* Prompt *
Your task is to copy each line of the material that includes "delicate".

-- Recorded information follows --

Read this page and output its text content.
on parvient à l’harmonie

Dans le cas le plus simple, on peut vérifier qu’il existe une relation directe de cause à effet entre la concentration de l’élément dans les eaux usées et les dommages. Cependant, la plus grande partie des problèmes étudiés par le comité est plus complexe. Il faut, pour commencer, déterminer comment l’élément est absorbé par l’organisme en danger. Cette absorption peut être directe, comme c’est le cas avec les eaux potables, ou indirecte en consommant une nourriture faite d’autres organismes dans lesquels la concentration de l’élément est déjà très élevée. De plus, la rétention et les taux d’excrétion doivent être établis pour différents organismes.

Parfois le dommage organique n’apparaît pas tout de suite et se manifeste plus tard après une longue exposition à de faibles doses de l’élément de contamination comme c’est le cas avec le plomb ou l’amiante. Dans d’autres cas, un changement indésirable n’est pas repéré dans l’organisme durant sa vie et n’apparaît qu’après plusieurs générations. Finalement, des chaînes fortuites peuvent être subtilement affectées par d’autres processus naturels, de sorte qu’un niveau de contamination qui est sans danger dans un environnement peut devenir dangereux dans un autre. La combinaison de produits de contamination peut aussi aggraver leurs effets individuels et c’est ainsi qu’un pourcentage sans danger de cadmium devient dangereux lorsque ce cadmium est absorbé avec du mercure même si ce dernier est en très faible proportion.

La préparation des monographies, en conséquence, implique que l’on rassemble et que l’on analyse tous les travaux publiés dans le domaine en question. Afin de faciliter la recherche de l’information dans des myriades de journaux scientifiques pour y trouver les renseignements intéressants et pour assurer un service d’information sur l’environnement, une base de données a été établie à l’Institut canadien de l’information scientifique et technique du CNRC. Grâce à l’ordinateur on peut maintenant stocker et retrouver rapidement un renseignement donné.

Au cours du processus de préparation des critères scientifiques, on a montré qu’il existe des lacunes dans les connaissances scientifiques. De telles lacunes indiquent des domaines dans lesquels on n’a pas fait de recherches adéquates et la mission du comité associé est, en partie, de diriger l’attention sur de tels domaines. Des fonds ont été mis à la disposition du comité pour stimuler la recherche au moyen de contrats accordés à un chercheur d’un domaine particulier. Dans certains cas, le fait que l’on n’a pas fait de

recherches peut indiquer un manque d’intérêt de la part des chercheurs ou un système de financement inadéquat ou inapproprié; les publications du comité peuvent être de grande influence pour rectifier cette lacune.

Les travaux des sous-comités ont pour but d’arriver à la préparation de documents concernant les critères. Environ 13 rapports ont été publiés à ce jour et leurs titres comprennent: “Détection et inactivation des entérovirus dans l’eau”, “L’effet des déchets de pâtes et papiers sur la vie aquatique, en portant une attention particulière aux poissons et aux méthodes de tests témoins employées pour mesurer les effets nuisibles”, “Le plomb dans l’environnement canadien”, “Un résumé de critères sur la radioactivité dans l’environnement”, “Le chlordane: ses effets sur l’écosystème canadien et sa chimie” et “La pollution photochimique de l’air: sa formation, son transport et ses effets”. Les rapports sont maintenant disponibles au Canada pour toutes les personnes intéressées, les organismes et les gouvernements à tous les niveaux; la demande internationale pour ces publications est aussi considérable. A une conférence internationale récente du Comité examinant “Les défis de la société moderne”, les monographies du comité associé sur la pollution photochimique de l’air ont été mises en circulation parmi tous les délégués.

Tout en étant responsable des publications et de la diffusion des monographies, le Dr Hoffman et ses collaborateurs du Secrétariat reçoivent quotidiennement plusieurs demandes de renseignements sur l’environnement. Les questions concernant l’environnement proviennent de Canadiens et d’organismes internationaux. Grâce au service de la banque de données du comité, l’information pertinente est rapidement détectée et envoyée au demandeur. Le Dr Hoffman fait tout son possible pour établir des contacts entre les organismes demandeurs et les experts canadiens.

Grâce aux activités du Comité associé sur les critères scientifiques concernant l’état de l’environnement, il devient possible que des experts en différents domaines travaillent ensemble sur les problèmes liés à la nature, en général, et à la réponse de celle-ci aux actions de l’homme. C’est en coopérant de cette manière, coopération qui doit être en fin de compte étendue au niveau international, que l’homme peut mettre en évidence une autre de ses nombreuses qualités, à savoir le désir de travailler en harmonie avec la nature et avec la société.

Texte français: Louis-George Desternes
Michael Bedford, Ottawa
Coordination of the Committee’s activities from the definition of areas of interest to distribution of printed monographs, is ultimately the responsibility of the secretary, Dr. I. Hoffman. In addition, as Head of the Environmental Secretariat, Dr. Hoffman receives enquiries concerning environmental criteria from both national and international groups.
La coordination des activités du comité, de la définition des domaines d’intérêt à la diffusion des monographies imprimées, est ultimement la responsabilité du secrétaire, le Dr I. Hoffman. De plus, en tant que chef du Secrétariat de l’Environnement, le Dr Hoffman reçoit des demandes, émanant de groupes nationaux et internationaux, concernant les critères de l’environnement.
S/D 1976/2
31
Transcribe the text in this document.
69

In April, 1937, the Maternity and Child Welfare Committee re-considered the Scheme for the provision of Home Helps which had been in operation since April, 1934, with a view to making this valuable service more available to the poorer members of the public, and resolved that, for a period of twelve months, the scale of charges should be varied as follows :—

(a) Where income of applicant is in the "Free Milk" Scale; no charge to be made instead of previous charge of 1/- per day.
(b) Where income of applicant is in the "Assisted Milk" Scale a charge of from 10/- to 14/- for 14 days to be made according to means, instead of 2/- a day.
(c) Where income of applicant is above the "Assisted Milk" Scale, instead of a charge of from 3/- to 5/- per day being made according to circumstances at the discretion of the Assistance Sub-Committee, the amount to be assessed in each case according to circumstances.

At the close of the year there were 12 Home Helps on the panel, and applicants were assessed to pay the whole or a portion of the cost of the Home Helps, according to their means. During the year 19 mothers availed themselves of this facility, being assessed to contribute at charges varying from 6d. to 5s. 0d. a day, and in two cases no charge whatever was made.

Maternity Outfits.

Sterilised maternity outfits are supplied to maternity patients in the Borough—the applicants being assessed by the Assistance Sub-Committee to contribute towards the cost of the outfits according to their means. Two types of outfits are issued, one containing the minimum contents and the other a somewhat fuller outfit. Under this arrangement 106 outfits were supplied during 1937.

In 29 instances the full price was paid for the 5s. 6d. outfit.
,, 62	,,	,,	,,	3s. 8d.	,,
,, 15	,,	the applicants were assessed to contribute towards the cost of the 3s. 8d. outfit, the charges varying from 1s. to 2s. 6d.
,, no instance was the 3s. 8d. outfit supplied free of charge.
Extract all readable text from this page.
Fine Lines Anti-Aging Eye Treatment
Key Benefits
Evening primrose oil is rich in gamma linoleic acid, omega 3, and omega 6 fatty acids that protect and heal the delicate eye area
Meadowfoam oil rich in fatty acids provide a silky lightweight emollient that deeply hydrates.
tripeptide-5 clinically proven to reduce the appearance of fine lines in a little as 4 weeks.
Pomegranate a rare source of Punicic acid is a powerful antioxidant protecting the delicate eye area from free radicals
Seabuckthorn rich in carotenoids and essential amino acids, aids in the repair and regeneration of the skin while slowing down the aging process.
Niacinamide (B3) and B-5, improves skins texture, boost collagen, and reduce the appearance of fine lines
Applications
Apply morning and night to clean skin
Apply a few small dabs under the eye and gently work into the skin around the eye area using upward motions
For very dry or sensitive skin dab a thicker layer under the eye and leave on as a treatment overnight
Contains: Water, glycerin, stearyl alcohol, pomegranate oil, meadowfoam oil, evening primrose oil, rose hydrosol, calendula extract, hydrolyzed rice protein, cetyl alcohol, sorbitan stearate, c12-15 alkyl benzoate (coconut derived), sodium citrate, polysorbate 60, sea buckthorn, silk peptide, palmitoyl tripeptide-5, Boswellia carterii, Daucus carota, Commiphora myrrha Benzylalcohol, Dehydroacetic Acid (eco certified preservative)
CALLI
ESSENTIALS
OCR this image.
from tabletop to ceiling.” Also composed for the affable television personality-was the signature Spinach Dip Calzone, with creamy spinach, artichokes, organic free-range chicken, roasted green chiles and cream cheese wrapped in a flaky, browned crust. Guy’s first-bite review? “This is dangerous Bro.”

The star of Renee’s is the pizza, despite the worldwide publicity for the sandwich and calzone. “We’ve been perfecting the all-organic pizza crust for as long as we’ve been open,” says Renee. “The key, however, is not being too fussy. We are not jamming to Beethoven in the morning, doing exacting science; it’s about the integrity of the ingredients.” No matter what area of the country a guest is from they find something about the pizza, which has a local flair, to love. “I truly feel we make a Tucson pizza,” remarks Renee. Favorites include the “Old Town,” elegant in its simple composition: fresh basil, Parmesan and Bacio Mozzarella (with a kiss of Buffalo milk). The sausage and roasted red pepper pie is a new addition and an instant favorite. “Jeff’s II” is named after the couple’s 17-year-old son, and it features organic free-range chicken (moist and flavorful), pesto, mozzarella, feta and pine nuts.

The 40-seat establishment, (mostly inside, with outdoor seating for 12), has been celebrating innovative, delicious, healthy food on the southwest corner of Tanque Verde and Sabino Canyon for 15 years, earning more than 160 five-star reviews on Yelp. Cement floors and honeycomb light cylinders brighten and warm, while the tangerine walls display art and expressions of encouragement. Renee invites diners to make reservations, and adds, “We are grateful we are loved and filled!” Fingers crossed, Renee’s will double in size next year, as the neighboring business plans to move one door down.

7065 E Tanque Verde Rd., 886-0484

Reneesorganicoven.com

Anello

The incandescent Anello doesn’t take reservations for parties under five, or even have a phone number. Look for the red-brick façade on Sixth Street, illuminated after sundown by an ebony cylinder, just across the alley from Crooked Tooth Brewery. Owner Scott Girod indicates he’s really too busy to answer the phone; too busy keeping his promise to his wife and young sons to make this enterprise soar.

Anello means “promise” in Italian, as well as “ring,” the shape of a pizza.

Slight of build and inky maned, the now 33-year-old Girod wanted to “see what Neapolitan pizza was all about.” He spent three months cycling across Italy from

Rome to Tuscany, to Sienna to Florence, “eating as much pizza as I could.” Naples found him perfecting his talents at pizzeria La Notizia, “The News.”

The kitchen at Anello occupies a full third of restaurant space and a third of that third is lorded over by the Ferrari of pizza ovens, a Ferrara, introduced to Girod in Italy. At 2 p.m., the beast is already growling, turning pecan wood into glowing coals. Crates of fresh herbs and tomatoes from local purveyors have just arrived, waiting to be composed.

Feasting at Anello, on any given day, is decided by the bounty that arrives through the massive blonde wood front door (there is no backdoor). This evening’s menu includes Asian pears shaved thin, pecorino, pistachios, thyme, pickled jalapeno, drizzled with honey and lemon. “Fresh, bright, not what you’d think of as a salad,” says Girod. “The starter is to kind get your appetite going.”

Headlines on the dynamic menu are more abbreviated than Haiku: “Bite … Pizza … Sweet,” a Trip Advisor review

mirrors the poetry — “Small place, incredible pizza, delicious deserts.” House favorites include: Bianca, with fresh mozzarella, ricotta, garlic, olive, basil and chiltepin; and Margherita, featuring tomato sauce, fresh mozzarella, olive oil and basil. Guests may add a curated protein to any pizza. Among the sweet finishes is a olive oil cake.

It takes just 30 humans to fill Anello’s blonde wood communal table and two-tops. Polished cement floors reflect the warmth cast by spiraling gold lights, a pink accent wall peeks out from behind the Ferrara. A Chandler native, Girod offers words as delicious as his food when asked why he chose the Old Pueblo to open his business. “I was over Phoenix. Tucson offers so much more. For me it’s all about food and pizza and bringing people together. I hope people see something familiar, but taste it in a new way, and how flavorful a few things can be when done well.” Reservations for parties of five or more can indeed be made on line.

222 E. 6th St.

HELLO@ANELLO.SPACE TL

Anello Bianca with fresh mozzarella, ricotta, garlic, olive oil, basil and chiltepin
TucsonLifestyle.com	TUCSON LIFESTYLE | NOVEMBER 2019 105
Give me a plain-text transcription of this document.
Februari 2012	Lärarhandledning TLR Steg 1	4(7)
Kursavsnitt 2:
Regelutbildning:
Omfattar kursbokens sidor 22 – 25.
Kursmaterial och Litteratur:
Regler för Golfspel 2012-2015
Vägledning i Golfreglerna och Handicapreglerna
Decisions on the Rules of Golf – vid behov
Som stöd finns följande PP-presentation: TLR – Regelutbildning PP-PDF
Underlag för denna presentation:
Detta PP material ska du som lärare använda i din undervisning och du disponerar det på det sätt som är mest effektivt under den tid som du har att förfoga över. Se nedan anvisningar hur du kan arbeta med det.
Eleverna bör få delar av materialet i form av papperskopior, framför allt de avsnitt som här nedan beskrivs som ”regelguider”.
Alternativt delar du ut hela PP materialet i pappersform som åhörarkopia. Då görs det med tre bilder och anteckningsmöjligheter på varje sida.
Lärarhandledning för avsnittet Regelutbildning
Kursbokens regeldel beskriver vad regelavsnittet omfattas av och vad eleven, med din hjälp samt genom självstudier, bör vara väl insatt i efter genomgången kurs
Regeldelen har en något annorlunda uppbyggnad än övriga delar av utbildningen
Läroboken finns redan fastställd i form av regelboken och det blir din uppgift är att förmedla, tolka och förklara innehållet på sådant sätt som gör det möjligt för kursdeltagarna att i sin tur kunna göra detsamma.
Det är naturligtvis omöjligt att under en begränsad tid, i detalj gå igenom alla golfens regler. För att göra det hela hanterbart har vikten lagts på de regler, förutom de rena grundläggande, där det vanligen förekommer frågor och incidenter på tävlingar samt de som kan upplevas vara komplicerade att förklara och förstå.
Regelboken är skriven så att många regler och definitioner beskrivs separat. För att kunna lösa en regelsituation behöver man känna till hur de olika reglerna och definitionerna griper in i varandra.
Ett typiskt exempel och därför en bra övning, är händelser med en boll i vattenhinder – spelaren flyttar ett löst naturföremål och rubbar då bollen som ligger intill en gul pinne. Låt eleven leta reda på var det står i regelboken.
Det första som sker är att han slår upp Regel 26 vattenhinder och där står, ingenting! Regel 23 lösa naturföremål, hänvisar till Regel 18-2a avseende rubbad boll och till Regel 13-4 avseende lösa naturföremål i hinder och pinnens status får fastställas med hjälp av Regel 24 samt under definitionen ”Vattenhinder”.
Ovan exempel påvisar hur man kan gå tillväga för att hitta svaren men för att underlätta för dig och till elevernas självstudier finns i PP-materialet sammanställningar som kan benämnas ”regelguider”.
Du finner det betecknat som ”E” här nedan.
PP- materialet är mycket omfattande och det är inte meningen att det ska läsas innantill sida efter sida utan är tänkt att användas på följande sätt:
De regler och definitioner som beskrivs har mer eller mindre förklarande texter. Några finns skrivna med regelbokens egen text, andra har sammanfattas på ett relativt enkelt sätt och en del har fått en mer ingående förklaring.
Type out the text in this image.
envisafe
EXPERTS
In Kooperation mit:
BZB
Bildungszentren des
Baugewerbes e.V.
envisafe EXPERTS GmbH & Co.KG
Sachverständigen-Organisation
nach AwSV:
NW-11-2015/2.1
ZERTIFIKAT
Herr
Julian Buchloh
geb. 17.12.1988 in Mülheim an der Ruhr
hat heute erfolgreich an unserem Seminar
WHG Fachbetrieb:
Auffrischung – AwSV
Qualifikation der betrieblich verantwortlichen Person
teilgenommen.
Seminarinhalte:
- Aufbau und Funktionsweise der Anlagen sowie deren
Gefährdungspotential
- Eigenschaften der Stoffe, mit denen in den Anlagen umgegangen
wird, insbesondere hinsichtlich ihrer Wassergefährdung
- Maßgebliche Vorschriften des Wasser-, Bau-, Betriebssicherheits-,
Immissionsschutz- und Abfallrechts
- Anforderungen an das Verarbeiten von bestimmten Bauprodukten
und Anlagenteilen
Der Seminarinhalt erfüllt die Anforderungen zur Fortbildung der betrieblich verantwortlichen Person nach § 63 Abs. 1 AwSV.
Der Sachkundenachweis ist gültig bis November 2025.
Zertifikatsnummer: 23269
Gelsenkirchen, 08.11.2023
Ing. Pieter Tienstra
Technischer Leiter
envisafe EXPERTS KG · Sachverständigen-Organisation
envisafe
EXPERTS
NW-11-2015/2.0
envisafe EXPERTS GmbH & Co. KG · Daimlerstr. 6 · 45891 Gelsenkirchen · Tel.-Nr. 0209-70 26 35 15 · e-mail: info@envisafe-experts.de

-- Recorded information concluded --

* Exercise result *
Evening primrose oil is rich in gamma linoleic acid, omega 3, and omega 6 fatty acids that protect and heal the delicate eye area
Pomegranate a rare source of Punicic acid is a powerful antioxidant protecting the delicate eye area from free radicals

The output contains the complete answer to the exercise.